**What is required:** List the lines of this listing that hold the word "your".

* * * * * * * * *

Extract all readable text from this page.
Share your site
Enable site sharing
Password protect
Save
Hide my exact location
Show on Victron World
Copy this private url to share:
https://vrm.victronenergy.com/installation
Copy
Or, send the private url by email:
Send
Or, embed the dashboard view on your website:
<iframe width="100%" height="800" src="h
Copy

* * * * * * * * *

**Exercise response:**
Share your site
Or, embed the dashboard view on your website:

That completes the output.